Saved data entries:

###

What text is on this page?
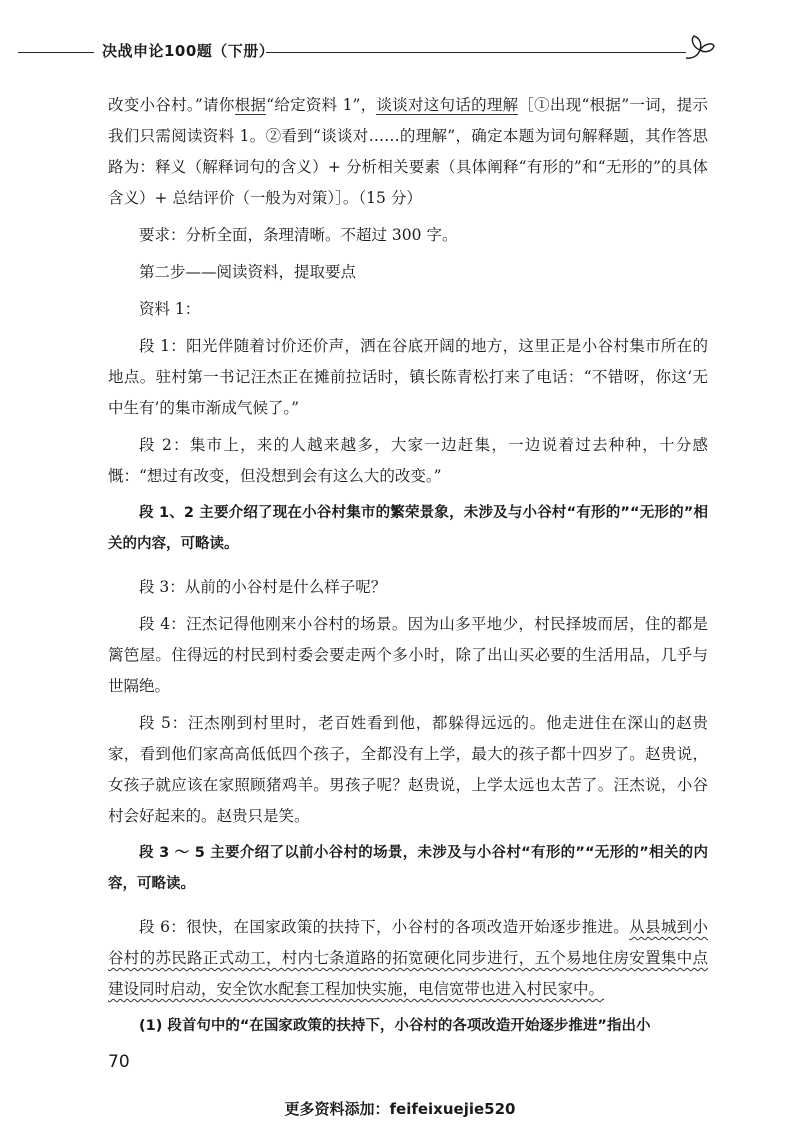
决战申论100题（下册）

改变小谷村。”请你根据“给定资料 1”，谈谈对这句话的理解［①出现“根据”一词，提示我们只需阅读资料 1。②看到“谈谈对……的理解”，确定本题为词句解释题，其作答思路为：释义（解释词句的含义）+ 分析相关要素（具体阐释“有形的”和“无形的”的具体含义）+ 总结评价（一般为对策）］。（15 分）

要求：分析全面，条理清晰。不超过 300 字。

第二步——阅读资料，提取要点

资料 1：

段 1：阳光伴随着讨价还价声，洒在谷底开阔的地方，这里正是小谷村集市所在的地点。驻村第一书记汪杰正在摊前拉话时，镇长陈青松打来了电话：“不错呀，你这‘无中生有’的集市渐成气候了。”

段 2：集市上，来的人越来越多，大家一边赶集，一边说着过去种种，十分感慨：“想过有改变，但没想到会有这么大的改变。”

段 1、2 主要介绍了现在小谷村集市的繁荣景象，未涉及与小谷村“有形的”“无形的”相关的内容，可略读。

段 3：从前的小谷村是什么样子呢？

段 4：汪杰记得他刚来小谷村的场景。因为山多平地少，村民择坡而居，住的都是篱笆屋。住得远的村民到村委会要走两个多小时，除了出山买必要的生活用品，几乎与世隔绝。

段 5：汪杰刚到村里时，老百姓看到他，都躲得远远的。他走进住在深山的赵贵家，看到他们家高高低低四个孩子，全都没有上学，最大的孩子都十四岁了。赵贵说，女孩子就应该在家照顾猪鸡羊。男孩子呢？赵贵说，上学太远也太苦了。汪杰说，小谷村会好起来的。赵贵只是笑。

段 3 ～ 5 主要介绍了以前小谷村的场景，未涉及与小谷村“有形的”“无形的”相关的内容，可略读。

段 6：很快，在国家政策的扶持下，小谷村的各项改造开始逐步推进。从县城到小谷村的苏民路正式动工，村内七条道路的拓宽硬化同步进行，五个易地住房安置集中点建设同时启动，安全饮水配套工程加快实施，电信宽带也进入村民家中。

(1) 段首句中的“在国家政策的扶持下，小谷村的各项改造开始逐步推进”指出小

70
更多资料添加：feifeixuejie520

###

Task details: Without including any pictures, print each record exactly.

Problem solution:
What text is on this page?
决战申论100题（下册）

改变小谷村。”请你根据“给定资料 1”，谈谈对这句话的理解［①出现“根据”一词，提示我们只需阅读资料 1。②看到“谈谈对……的理解”，确定本题为词句解释题，其作答思路为：释义（解释词句的含义）+ 分析相关要素（具体阐释“有形的”和“无形的”的具体含义）+ 总结评价（一般为对策）］。（15 分）

要求：分析全面，条理清晰。不超过 300 字。

第二步——阅读资料，提取要点

资料 1：

段 1：阳光伴随着讨价还价声，洒在谷底开阔的地方，这里正是小谷村集市所在的地点。驻村第一书记汪杰正在摊前拉话时，镇长陈青松打来了电话：“不错呀，你这‘无中生有’的集市渐成气候了。”

段 2：集市上，来的人越来越多，大家一边赶集，一边说着过去种种，十分感慨：“想过有改变，但没想到会有这么大的改变。”

段 1、2 主要介绍了现在小谷村集市的繁荣景象，未涉及与小谷村“有形的”“无形的”相关的内容，可略读。

段 3：从前的小谷村是什么样子呢？

段 4：汪杰记得他刚来小谷村的场景。因为山多平地少，村民择坡而居，住的都是篱笆屋。住得远的村民到村委会要走两个多小时，除了出山买必要的生活用品，几乎与世隔绝。

段 5：汪杰刚到村里时，老百姓看到他，都躲得远远的。他走进住在深山的赵贵家，看到他们家高高低低四个孩子，全都没有上学，最大的孩子都十四岁了。赵贵说，女孩子就应该在家照顾猪鸡羊。男孩子呢？赵贵说，上学太远也太苦了。汪杰说，小谷村会好起来的。赵贵只是笑。

段 3 ～ 5 主要介绍了以前小谷村的场景，未涉及与小谷村“有形的”“无形的”相关的内容，可略读。

段 6：很快，在国家政策的扶持下，小谷村的各项改造开始逐步推进。从县城到小谷村的苏民路正式动工，村内七条道路的拓宽硬化同步进行，五个易地住房安置集中点建设同时启动，安全饮水配套工程加快实施，电信宽带也进入村民家中。

(1) 段首句中的“在国家政策的扶持下，小谷村的各项改造开始逐步推进”指出小

70
更多资料添加：feifeixuejie520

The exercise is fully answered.